→ **Required work**
Name every section heading in the brain tumor fluidity summary below.

→ **Source document**
◆ ◆ ◆

Purpose of the Study:

  • To investigate the role of anomalous fluidity in the invasive growth of soft brain tumors using in vivo magnetic resonance elastography (MRE).
  • To understand how glioblastomas (GBMs) and meningiomas (MENs) differ in mechanical properties and their implications for tumor aggressiveness.

Main Methods:

  • In vivo magnetic resonance elastography (MRE) was employed to measure the mechanical properties of brain tumors.
  • Tissue-mimicking phantoms were used to model tumor invasion dynamics.
  • Comparison of mechanical properties between glioblastomas (GBMs), meningiomas (MENs), and normal brain tissue.

Main Results:

  • Aggressive glioblastomas (GBMs) exhibit higher water content but behave mechanically like solids.
  • Benign meningiomas (MENs) have lower water content than brain tissue and display fluid-like behavior.
  • The anomalous fluidity of neurotumors, particularly GBMs, facilitates tissue penetration, analogous to viscous-fingering instabilities.

Conclusions:

  • Tumor fluidity, not just softness, is a critical factor in a tumor's aggressiveness and infiltrative potential.
  • The physical mechanisms of GBM invasion are linked to anomalous fluidity, similar to fluid dynamics principles.
  • Targeting tumor tissue fluidity presents a potential new avenue for cancer diagnosis and treatment.

◆ ◆ ◆

→ **The data**

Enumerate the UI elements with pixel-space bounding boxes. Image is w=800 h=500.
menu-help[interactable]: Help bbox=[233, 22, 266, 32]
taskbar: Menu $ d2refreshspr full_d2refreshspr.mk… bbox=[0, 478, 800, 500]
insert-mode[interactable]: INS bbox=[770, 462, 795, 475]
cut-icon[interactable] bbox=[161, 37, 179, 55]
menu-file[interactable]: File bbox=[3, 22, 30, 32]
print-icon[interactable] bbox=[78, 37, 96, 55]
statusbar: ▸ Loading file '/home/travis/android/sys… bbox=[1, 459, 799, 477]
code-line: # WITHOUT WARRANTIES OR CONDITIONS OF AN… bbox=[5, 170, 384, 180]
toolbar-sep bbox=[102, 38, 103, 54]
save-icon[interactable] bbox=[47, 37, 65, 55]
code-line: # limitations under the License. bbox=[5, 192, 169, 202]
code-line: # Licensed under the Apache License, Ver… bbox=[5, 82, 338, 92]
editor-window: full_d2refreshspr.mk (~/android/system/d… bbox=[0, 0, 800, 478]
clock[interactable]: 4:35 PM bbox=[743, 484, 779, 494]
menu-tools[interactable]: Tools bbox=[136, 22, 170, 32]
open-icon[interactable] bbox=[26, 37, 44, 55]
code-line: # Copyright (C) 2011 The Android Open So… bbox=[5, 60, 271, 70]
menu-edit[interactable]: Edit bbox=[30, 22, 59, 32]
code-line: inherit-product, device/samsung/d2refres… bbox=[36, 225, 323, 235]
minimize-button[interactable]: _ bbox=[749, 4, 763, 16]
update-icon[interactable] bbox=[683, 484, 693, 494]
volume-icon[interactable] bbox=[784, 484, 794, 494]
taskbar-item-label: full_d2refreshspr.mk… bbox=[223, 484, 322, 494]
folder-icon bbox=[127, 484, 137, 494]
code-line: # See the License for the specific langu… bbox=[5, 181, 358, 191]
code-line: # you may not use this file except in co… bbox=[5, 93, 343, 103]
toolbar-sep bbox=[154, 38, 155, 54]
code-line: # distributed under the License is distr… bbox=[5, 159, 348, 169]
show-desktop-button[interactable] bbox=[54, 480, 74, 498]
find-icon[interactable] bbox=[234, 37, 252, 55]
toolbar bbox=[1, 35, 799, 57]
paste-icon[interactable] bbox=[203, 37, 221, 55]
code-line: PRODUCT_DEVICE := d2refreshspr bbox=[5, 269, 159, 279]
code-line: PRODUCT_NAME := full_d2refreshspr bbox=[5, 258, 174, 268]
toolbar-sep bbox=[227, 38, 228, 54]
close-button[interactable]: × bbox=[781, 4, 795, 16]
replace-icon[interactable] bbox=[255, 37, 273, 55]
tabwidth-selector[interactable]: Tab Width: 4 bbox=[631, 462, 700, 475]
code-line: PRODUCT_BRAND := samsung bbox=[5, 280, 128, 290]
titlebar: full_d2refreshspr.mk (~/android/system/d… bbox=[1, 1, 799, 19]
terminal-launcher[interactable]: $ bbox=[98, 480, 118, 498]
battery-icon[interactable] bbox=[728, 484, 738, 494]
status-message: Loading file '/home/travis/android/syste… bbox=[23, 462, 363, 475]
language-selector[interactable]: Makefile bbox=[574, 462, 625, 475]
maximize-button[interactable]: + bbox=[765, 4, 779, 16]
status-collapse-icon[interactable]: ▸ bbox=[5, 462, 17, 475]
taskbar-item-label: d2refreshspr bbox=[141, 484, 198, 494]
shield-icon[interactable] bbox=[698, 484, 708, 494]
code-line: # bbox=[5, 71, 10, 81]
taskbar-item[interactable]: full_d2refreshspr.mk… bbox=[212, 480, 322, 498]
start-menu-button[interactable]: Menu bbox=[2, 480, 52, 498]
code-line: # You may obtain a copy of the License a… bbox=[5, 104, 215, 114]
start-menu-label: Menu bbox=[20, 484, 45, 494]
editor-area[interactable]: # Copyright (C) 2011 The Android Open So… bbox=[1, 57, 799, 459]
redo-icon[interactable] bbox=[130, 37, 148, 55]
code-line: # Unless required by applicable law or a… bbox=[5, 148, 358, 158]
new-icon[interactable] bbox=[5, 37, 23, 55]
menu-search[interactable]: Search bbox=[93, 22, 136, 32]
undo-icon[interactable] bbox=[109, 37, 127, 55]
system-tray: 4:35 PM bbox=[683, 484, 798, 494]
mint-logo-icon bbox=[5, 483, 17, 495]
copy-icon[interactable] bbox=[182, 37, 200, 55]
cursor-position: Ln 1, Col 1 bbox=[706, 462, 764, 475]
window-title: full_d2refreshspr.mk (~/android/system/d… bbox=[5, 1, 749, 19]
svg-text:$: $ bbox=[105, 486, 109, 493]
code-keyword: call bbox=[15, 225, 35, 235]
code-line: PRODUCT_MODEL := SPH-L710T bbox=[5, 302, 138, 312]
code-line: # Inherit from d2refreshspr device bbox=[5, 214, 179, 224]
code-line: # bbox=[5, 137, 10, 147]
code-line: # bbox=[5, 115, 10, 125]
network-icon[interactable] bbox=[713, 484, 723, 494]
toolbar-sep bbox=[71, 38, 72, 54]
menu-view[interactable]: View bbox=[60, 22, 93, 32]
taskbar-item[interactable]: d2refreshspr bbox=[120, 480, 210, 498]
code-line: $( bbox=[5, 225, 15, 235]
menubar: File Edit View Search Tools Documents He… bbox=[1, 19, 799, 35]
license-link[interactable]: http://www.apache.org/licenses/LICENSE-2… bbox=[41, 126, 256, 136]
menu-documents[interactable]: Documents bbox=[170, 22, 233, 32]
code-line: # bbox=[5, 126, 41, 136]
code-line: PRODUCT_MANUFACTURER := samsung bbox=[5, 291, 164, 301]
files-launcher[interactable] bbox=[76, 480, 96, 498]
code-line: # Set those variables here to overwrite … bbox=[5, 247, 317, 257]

◆ ◆ ◆

→ **Response area**
Purpose of the Study
Main Methods
Main Results
Conclusions